» What is required
Find how many lines in the material hold the word "hacher", then state that number and nothing more.

» Given entries
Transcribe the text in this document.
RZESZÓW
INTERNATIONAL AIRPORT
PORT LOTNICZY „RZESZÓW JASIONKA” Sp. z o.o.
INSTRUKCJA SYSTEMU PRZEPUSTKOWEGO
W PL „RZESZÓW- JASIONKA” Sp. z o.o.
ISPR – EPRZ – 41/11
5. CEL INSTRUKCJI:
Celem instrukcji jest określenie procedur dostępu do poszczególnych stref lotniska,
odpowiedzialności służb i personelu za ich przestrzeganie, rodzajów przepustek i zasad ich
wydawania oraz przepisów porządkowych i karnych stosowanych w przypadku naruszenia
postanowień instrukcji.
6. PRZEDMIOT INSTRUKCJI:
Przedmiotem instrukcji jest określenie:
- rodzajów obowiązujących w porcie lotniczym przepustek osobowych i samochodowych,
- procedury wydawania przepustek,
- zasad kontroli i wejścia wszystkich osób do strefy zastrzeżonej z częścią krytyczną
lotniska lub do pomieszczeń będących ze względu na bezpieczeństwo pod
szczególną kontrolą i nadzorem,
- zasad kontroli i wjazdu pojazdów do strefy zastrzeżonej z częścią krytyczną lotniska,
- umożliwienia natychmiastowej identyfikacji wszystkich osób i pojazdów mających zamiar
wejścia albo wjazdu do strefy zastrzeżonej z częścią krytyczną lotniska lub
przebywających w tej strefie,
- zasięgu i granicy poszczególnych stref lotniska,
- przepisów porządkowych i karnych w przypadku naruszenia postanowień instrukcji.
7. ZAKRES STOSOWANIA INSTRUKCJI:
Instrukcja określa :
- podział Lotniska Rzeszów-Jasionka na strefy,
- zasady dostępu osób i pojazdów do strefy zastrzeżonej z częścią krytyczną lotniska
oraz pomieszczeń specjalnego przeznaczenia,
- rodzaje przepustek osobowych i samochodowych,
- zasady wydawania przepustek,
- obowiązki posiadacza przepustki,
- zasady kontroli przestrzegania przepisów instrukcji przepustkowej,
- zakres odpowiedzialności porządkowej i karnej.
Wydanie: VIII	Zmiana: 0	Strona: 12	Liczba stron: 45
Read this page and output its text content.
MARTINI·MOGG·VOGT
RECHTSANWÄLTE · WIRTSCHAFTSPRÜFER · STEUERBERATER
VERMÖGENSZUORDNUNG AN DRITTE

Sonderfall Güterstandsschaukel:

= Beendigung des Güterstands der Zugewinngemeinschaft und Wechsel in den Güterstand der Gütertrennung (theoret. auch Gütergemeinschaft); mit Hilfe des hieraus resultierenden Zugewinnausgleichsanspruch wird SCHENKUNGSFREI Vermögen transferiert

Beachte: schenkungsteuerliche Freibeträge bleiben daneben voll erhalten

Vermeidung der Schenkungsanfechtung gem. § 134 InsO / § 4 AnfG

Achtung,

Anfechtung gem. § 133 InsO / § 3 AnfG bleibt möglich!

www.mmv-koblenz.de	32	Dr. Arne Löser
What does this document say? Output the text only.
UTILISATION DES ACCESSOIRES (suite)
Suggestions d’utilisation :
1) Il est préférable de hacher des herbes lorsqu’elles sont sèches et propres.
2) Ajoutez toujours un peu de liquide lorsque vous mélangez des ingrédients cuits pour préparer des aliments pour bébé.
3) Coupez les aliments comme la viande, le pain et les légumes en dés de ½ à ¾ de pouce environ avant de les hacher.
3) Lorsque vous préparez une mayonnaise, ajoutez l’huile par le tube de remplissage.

» Answer for this exercise
2